#### [Given task]
Begin at the line below that contains "Read all visible content and emit it as JSON.". Repeat it and all remaining lines of the records exactly.

Data records:
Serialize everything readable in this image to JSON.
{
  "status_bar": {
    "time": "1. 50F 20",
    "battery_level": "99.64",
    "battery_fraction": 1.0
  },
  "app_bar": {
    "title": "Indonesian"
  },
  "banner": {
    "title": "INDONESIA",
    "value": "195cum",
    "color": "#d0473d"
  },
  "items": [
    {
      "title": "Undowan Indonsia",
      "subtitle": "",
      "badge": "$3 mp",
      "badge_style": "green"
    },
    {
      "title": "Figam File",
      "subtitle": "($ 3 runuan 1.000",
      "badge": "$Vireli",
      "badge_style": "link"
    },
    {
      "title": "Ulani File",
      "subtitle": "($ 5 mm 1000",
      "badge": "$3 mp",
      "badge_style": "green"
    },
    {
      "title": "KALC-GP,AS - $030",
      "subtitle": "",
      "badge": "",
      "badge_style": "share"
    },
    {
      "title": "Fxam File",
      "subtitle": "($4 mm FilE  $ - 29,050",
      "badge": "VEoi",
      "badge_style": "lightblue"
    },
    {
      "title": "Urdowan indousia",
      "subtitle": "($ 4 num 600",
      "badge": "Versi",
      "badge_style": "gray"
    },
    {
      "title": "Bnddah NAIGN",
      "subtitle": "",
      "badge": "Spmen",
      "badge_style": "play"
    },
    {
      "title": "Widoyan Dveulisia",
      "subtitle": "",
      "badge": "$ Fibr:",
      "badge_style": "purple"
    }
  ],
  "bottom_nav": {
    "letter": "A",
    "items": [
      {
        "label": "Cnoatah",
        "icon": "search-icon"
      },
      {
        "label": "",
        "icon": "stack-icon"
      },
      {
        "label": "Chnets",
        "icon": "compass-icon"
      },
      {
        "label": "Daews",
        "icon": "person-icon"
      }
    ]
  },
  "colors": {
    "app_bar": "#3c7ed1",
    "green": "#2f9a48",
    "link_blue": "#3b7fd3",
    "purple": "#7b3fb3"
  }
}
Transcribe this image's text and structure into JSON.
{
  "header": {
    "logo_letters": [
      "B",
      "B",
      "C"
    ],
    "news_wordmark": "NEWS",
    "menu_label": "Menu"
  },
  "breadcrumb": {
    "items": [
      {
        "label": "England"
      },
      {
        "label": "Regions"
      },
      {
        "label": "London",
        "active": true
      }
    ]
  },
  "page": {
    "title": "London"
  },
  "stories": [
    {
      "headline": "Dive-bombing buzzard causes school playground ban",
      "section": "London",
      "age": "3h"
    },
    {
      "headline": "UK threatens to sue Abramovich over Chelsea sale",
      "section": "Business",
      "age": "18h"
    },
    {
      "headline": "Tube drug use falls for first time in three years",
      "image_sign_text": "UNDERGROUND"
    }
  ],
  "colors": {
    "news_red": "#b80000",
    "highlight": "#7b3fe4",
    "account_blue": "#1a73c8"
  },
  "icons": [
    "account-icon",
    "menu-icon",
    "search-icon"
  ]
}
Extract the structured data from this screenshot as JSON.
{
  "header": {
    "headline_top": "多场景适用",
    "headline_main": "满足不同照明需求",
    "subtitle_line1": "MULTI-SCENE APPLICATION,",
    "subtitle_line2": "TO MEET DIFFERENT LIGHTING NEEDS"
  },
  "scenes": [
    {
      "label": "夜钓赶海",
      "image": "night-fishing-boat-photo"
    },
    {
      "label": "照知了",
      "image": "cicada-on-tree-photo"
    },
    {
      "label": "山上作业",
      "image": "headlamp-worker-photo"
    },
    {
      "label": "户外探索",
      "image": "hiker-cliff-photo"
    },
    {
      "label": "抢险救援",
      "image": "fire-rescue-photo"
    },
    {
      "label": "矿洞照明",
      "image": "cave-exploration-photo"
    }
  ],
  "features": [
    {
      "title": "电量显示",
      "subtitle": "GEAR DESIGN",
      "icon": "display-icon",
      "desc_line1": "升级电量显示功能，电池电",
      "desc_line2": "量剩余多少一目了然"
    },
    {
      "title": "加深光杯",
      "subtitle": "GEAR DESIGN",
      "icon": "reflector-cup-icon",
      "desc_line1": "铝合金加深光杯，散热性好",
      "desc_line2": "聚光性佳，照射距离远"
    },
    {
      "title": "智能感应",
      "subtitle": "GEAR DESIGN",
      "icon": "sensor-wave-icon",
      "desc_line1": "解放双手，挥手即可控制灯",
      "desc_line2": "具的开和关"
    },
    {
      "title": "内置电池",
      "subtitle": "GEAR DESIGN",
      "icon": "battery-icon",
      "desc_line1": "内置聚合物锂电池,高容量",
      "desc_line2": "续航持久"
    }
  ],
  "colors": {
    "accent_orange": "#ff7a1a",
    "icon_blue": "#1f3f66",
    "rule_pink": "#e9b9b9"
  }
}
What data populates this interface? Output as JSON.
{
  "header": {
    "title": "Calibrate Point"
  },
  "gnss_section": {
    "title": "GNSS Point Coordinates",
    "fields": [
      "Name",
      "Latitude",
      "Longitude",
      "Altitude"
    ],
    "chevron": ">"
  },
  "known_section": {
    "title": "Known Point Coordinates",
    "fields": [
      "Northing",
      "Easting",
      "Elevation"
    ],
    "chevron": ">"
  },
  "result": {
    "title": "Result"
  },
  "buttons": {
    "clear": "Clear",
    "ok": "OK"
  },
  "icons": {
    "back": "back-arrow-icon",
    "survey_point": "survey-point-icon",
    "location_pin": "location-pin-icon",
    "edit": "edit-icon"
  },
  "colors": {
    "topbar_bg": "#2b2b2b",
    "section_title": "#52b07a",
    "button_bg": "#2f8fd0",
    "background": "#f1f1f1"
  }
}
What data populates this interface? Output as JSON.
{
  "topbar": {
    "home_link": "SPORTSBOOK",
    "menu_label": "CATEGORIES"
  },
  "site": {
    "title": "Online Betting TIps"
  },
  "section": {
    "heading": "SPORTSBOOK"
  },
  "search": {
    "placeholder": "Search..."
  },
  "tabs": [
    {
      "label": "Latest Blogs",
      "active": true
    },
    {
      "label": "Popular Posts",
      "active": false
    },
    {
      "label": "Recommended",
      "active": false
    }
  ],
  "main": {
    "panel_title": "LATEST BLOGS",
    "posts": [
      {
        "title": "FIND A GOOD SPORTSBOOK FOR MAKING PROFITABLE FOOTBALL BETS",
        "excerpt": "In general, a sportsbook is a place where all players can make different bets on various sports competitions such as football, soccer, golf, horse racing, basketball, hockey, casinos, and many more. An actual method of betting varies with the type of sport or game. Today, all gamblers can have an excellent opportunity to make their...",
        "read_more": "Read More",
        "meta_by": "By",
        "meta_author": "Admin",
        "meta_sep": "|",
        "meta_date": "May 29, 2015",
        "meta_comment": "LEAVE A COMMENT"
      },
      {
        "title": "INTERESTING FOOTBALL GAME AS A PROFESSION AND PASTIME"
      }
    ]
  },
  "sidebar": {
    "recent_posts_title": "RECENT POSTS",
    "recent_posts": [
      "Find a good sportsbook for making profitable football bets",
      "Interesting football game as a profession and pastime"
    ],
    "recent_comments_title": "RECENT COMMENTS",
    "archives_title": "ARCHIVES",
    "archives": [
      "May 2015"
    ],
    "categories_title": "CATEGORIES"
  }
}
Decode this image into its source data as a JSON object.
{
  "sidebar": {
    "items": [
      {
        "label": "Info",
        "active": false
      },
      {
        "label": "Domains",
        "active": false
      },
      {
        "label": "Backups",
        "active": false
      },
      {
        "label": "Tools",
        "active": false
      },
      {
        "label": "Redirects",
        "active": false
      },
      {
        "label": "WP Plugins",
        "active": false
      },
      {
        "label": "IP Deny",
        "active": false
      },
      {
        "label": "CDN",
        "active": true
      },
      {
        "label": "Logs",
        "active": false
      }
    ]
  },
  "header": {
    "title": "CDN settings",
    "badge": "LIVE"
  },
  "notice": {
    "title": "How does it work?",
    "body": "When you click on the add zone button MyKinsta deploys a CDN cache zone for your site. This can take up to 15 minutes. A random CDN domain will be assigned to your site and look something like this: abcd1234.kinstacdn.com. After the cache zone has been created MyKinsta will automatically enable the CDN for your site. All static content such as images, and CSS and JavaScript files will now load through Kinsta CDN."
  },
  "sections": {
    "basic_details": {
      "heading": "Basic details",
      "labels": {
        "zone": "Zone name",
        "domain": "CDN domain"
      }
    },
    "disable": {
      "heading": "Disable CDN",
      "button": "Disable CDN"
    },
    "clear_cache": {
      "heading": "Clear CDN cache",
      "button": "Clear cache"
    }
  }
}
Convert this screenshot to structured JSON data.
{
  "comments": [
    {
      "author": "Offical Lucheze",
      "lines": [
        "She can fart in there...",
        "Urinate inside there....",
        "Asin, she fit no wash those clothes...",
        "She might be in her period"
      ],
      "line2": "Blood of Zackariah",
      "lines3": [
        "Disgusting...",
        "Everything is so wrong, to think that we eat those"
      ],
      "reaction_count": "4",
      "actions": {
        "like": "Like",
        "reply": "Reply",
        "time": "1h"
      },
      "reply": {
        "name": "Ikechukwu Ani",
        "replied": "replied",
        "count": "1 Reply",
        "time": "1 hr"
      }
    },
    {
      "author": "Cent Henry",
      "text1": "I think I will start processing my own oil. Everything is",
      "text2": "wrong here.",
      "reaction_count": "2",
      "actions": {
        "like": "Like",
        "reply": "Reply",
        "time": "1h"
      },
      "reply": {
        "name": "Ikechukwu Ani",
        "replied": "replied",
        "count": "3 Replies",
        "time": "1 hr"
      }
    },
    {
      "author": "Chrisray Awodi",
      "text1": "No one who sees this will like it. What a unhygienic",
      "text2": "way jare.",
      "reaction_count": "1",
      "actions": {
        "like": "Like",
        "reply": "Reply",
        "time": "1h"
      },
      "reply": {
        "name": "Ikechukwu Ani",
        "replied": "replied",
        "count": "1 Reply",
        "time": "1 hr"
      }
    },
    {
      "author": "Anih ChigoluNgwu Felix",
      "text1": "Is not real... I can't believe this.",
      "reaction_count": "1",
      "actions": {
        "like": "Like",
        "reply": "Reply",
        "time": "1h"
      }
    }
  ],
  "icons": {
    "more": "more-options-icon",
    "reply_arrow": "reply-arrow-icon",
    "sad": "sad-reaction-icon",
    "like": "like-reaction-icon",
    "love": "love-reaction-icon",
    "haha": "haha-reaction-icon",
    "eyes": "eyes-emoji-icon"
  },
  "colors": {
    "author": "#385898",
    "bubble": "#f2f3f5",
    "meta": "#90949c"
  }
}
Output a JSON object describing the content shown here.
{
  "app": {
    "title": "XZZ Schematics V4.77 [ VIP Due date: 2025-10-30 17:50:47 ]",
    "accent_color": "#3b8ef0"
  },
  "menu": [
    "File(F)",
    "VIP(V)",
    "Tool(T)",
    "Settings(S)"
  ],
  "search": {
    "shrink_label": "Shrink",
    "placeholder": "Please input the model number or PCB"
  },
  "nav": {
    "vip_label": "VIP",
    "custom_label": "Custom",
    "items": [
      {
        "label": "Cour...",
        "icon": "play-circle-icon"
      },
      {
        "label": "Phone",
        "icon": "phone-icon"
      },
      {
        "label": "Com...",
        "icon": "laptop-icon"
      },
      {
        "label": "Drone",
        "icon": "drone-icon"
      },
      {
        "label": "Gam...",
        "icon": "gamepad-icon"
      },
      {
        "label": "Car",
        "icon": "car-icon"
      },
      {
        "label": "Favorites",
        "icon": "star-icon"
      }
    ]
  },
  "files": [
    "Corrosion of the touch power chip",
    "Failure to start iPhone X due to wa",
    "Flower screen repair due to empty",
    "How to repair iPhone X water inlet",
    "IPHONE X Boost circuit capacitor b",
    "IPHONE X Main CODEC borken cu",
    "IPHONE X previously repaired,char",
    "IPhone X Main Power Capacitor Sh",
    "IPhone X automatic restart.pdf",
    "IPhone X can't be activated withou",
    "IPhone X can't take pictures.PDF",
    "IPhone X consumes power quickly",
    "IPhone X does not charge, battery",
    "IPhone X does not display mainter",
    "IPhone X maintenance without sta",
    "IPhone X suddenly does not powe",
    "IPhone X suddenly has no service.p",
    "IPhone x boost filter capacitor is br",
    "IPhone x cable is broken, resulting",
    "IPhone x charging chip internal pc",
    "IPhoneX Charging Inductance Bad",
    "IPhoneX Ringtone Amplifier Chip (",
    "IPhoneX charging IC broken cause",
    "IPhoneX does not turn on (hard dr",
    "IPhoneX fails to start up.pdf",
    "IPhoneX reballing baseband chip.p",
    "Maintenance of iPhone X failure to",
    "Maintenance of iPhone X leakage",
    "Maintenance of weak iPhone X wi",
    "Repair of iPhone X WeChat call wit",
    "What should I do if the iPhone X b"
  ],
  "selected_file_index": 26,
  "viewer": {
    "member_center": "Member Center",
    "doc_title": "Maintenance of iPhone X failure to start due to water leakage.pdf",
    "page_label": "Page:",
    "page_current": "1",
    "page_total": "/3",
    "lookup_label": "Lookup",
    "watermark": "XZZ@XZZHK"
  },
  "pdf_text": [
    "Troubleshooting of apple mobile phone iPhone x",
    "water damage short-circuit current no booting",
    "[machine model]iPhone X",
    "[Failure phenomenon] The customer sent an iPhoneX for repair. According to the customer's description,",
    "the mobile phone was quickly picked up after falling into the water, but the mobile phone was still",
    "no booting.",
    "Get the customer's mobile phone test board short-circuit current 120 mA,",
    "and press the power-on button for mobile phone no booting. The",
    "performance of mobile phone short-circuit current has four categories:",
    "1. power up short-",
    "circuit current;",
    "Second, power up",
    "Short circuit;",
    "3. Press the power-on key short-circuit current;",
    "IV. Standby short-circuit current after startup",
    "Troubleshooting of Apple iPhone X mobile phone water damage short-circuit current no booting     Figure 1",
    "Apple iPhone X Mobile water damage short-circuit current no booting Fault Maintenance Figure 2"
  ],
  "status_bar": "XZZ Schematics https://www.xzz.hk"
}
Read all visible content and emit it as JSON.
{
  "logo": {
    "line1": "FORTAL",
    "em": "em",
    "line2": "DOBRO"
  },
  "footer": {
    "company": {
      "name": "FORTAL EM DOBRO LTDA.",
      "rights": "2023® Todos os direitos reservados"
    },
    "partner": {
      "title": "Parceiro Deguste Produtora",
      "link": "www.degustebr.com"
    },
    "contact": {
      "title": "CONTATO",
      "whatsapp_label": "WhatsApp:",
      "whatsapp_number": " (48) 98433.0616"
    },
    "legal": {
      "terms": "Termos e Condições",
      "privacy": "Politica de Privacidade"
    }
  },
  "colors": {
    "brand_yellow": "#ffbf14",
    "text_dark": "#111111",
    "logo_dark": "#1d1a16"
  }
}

#### [Solution for this problem]
Read all visible content and emit it as JSON.
{
  "logo": {
    "line1": "FORTAL",
    "em": "em",
    "line2": "DOBRO"
  },
  "footer": {
    "company": {
      "name": "FORTAL EM DOBRO LTDA.",
      "rights": "2023® Todos os direitos reservados"
    },
    "partner": {
      "title": "Parceiro Deguste Produtora",
      "link": "www.degustebr.com"
    },
    "contact": {
      "title": "CONTATO",
      "whatsapp_label": "WhatsApp:",
      "whatsapp_number": " (48) 98433.0616"
    },
    "legal": {
      "terms": "Termos e Condições",
      "privacy": "Politica de Privacidade"
    }
  },
  "colors": {
    "brand_yellow": "#ffbf14",
    "text_dark": "#111111",
    "logo_dark": "#1d1a16"
  }
}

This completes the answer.